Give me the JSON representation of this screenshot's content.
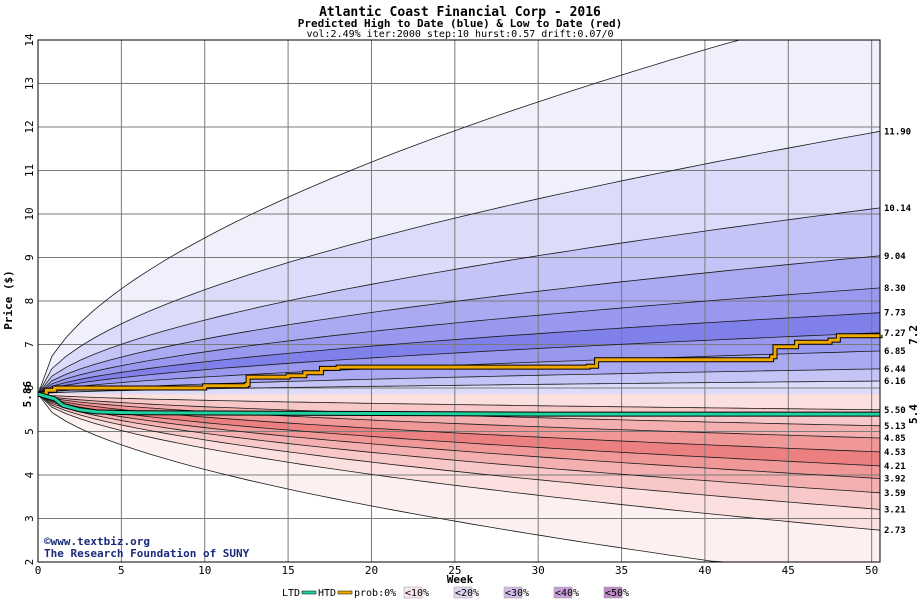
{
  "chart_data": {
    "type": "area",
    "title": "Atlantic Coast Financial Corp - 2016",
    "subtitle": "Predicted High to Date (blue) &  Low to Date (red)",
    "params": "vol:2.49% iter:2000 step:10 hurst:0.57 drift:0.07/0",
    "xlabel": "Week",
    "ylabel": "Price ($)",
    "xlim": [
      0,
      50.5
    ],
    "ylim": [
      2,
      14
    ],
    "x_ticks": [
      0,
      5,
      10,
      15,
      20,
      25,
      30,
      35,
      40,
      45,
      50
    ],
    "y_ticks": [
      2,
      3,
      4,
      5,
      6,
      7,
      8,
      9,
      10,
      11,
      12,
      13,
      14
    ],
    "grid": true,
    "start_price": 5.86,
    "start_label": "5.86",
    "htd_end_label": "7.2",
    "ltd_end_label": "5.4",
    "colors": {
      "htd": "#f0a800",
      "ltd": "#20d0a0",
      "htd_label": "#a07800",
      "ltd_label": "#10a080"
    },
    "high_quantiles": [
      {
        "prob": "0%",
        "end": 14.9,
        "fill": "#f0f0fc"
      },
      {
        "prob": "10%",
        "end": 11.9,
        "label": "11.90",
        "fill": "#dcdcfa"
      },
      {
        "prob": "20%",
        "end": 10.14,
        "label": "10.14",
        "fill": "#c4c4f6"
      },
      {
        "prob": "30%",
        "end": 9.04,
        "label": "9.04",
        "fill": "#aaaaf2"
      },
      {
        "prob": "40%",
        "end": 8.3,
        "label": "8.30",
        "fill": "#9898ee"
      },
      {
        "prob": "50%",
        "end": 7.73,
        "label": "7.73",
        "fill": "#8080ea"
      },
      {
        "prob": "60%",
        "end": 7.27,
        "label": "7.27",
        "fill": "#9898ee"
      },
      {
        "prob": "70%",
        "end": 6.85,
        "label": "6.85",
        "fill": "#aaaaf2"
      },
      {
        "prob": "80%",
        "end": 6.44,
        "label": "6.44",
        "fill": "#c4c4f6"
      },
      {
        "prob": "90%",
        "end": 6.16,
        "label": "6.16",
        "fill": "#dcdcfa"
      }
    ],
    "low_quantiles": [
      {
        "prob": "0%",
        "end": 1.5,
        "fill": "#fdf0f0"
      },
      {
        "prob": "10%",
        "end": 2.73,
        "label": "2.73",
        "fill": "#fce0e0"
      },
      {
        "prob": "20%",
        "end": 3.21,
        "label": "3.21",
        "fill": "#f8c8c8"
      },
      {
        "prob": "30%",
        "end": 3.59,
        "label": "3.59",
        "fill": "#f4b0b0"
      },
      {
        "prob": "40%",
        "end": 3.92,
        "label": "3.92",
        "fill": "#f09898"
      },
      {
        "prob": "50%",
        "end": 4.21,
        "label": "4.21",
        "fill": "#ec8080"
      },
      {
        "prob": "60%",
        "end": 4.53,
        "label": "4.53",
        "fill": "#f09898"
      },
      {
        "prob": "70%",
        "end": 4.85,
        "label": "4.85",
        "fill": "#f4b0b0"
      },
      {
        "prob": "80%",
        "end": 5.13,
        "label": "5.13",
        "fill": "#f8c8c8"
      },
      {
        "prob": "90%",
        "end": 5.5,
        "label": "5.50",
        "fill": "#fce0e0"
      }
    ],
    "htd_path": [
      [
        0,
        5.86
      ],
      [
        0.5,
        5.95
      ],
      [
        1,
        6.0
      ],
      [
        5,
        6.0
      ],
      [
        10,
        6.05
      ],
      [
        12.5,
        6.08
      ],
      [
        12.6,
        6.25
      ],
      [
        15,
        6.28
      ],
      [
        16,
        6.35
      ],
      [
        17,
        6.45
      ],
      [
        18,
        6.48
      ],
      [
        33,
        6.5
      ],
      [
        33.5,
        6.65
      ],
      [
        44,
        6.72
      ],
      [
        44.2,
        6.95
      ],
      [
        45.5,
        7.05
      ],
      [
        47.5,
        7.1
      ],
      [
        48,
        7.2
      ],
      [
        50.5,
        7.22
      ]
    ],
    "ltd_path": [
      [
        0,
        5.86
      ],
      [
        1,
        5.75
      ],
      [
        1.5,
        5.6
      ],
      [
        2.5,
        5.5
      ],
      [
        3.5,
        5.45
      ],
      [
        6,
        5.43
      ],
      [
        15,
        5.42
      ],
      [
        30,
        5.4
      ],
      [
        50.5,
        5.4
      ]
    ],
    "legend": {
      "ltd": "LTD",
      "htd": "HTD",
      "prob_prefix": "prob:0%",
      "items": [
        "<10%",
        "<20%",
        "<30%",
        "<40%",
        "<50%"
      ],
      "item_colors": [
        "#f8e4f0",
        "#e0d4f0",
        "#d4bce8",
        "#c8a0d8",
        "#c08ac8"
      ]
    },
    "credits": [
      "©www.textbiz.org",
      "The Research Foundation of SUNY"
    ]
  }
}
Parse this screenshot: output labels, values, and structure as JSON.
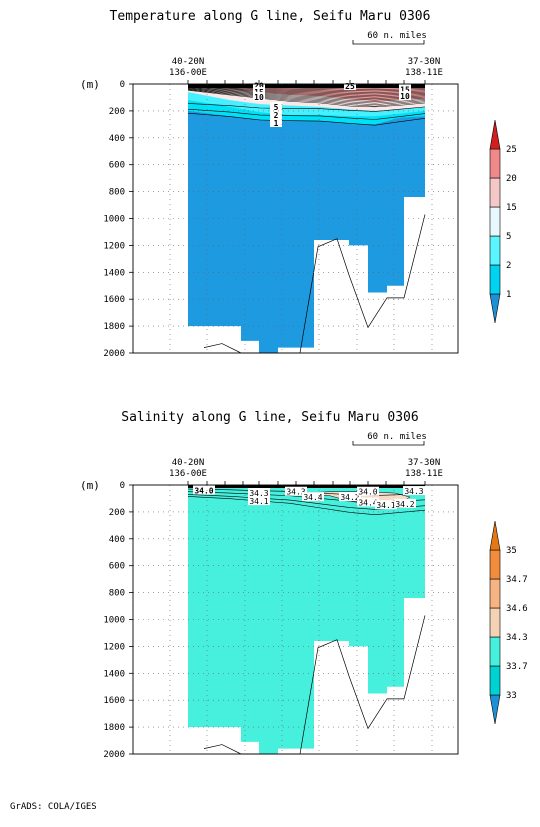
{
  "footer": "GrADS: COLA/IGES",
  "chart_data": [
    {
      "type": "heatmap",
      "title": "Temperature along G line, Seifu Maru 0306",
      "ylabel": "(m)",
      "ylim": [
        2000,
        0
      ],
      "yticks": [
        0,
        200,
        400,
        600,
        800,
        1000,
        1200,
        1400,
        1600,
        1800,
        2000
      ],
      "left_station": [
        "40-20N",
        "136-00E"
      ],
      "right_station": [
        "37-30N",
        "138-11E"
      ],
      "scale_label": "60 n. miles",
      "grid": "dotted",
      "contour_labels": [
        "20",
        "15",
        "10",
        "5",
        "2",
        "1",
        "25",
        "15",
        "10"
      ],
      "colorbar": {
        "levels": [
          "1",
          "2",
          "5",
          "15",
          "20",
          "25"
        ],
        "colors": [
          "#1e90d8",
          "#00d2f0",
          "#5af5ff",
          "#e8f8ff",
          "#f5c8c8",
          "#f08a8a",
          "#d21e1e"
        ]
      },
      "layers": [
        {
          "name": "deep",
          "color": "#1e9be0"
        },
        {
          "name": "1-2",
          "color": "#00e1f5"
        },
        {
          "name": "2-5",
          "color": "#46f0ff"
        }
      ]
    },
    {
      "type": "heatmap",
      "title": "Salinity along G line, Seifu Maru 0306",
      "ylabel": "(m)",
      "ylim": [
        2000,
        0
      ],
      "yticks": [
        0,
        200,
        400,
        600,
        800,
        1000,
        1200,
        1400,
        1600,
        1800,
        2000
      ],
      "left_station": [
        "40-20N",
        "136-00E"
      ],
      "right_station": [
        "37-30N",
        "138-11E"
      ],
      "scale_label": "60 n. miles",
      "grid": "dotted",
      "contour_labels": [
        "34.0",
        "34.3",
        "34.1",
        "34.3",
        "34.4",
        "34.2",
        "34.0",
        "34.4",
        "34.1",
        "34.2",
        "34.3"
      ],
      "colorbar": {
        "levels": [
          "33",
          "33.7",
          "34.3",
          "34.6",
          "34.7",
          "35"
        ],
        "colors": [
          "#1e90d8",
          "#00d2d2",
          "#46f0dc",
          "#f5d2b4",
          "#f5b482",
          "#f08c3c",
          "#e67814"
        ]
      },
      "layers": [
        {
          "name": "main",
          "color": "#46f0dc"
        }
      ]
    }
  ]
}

# [GOAL OF THE EXERCISE]
Search the lines for "Seifu". Copy each line that has it.

# [EXPECTED OUTPUT]
      "title": "Temperature along G line, Seifu Maru 0306",
      "title": "Salinity along G line, Seifu Maru 0306",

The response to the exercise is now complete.